*Given entries*:
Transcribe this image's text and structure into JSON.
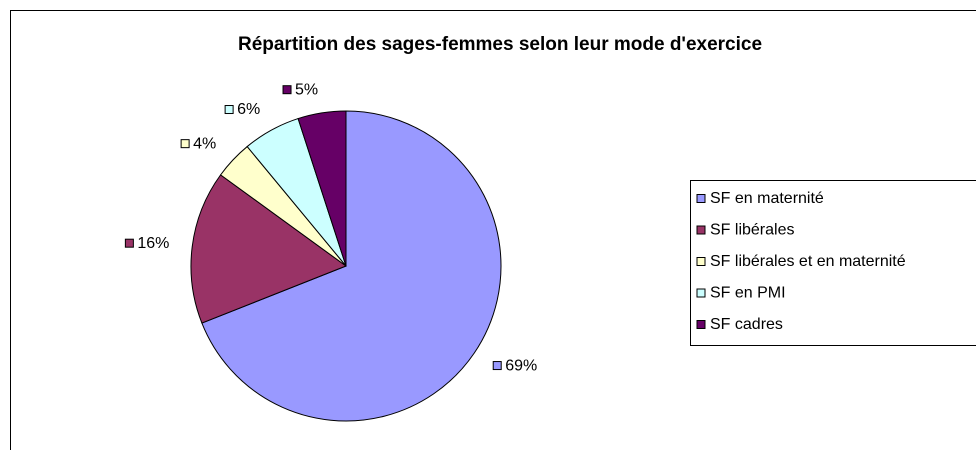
{
  "chart_data": {
    "type": "pie",
    "title": "Répartition des sages-femmes selon leur mode d'exercice",
    "categories": [
      "SF en maternité",
      "SF libérales",
      "SF libérales et en maternité",
      "SF en PMI",
      "SF cadres"
    ],
    "values": [
      69,
      16,
      4,
      6,
      5
    ],
    "value_labels": [
      "69%",
      "16%",
      "4%",
      "6%",
      "5%"
    ],
    "colors": [
      "#9999ff",
      "#993366",
      "#ffffcc",
      "#ccffff",
      "#660066"
    ],
    "legend": "right"
  }
}
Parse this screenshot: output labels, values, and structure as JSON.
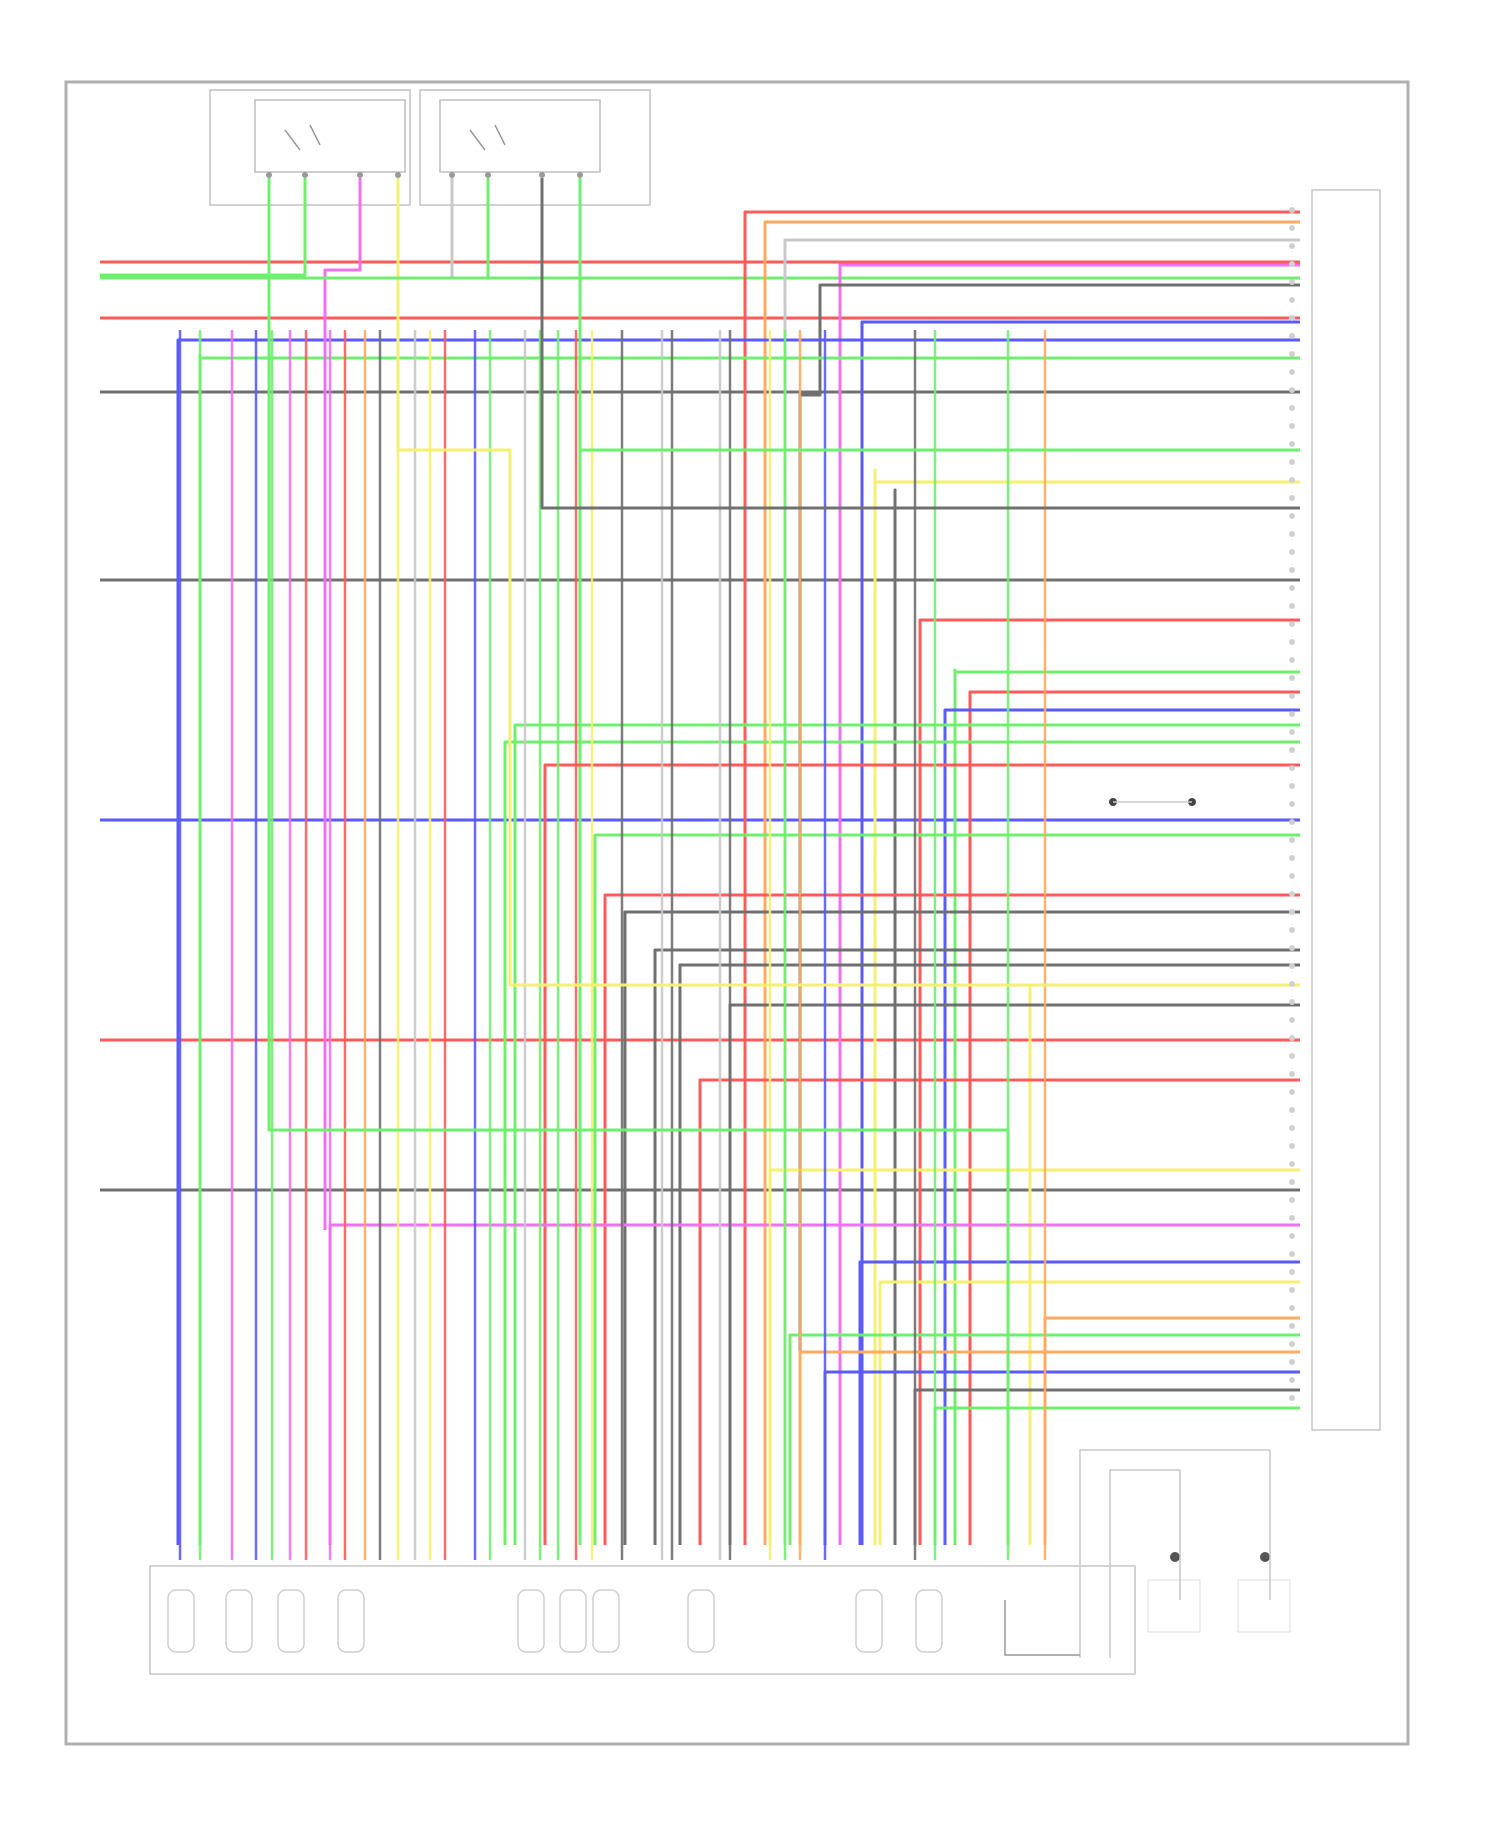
{
  "diagram": {
    "title": "",
    "footer_code": "",
    "components": {
      "switch_left": {
        "label": ""
      },
      "switch_right": {
        "label": ""
      },
      "right_connector": {
        "label": ""
      },
      "bottom_module": {
        "label": ""
      },
      "sensor_a": {
        "label": ""
      },
      "sensor_b": {
        "label": ""
      },
      "ground_junction": {
        "label": ""
      }
    }
  },
  "colors": {
    "red": "#ff5a5a",
    "green": "#6ef06e",
    "blue": "#5a5aff",
    "magenta": "#f070f0",
    "yellow": "#f5f070",
    "orange": "#ffaa60",
    "gray": "#707070",
    "light_gray": "#c8c8c8",
    "frame": "#b0b0b0"
  }
}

*Task objective*:
Say how many lines include the word "structure"; reply with the number alone.

*The result*:
2